→ **Exercise brief**
Tally the lines below that contain the word "Rate", and give only that number.

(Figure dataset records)
━━━━━━

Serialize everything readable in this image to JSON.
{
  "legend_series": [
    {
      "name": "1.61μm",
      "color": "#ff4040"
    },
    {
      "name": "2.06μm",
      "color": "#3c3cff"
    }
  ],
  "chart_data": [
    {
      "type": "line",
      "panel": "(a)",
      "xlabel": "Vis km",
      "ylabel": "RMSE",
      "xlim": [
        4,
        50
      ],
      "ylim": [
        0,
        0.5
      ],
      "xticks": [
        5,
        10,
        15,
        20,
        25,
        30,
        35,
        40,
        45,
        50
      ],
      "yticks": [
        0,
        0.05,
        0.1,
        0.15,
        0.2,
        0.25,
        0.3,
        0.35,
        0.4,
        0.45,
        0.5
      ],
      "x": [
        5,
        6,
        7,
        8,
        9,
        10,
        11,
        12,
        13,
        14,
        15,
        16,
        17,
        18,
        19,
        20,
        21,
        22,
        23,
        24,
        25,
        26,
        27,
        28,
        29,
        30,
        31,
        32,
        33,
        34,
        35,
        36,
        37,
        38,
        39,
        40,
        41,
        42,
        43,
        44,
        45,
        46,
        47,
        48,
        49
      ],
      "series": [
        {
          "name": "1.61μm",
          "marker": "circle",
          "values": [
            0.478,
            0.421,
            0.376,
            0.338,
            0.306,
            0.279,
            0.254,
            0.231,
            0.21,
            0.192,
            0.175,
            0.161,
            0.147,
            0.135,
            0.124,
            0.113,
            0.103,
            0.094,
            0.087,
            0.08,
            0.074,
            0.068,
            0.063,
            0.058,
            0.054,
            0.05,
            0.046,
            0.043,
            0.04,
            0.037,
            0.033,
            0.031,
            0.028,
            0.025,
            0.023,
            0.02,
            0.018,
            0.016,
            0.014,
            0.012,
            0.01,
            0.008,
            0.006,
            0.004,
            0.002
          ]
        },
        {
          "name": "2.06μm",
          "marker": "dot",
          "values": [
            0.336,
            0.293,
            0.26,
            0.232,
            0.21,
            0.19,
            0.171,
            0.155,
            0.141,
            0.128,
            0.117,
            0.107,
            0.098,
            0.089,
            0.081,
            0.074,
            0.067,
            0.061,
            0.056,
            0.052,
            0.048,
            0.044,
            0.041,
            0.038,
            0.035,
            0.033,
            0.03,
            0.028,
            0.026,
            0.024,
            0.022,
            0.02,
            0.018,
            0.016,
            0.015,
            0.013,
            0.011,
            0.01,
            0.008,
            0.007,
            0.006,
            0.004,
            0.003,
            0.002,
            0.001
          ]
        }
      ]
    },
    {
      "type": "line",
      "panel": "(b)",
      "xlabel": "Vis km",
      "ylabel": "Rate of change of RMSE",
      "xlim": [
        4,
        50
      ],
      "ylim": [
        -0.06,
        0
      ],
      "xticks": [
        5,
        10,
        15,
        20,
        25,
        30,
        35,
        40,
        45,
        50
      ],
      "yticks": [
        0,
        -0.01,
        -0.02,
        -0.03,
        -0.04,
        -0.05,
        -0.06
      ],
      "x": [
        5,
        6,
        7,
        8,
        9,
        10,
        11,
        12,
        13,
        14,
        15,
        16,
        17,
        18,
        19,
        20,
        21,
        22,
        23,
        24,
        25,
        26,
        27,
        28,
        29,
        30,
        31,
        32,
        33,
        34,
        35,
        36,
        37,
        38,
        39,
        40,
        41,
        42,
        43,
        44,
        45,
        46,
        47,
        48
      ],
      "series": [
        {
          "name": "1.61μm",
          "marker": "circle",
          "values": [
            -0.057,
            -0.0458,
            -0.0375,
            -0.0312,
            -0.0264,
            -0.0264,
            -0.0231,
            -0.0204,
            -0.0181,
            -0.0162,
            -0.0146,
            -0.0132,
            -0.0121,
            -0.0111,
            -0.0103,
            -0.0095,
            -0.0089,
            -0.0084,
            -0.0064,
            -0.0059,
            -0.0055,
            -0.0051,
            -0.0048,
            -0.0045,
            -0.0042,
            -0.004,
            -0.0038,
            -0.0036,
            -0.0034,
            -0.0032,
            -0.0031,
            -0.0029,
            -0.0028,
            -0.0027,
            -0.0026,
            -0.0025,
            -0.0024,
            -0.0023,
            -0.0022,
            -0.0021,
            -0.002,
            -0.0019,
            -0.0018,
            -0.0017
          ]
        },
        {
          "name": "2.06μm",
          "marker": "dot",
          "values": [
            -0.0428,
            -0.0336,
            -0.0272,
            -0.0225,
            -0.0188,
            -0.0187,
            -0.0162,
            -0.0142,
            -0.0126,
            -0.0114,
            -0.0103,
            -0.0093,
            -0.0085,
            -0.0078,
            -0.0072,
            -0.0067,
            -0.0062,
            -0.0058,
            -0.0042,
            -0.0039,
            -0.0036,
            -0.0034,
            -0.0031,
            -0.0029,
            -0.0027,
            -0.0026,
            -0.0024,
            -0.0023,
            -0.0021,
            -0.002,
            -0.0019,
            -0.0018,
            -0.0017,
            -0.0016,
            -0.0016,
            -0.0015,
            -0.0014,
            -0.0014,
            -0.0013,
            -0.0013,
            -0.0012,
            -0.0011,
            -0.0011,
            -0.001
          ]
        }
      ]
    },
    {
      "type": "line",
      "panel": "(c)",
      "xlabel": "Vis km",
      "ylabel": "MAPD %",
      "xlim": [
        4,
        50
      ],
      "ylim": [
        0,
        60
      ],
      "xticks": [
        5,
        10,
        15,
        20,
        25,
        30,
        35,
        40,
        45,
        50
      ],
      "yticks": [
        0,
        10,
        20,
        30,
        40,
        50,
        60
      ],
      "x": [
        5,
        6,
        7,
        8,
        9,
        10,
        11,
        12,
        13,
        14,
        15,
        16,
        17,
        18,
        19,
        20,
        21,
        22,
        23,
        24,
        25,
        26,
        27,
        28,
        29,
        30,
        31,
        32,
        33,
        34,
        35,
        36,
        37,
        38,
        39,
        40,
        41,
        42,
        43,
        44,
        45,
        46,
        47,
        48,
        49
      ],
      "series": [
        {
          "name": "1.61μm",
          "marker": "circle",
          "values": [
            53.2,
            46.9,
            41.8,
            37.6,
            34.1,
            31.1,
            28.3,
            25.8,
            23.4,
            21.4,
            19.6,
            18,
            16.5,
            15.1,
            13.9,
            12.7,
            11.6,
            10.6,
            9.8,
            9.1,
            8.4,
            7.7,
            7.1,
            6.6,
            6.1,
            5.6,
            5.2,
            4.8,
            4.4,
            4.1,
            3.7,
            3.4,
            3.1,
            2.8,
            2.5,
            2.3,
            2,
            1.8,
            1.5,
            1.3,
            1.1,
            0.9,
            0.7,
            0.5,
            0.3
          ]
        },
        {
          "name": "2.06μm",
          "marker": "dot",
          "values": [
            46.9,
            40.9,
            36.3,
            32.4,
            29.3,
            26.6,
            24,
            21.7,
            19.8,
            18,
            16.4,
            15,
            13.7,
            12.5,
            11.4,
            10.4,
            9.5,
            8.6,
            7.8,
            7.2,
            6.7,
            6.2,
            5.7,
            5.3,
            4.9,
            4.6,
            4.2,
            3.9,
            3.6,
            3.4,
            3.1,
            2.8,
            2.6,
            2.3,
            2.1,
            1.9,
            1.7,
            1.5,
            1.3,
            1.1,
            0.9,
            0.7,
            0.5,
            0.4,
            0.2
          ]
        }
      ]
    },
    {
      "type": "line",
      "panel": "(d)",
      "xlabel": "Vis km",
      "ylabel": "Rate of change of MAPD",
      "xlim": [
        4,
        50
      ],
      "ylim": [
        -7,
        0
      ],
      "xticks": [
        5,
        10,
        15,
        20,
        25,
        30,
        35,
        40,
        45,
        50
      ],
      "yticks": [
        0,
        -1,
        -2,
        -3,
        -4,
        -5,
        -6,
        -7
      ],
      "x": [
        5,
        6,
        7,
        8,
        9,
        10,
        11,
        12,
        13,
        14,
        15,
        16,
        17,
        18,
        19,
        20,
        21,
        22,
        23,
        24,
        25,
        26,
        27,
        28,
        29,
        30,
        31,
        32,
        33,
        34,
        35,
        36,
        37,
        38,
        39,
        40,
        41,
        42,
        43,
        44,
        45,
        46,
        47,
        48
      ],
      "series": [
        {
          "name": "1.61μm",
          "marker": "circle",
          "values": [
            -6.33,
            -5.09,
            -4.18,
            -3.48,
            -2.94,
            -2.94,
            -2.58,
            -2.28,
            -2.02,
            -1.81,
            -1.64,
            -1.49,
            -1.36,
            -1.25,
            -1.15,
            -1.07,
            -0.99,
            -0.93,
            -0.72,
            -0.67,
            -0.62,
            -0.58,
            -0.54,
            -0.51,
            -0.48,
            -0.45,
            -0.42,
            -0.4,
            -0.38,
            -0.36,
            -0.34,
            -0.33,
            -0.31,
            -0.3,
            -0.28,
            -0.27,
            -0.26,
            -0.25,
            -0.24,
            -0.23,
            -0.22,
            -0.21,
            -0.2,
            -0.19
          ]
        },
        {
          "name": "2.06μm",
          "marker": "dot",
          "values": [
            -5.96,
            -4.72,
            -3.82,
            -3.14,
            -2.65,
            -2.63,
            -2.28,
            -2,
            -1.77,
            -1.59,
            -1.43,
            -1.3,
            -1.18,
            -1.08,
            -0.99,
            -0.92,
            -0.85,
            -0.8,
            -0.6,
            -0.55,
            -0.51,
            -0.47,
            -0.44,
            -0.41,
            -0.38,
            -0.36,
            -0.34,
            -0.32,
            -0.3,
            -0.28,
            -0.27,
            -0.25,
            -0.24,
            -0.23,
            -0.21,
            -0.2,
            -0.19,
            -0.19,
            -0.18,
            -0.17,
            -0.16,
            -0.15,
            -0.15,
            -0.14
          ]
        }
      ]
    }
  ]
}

━━━━━━

→ **Solution for this exercise**
2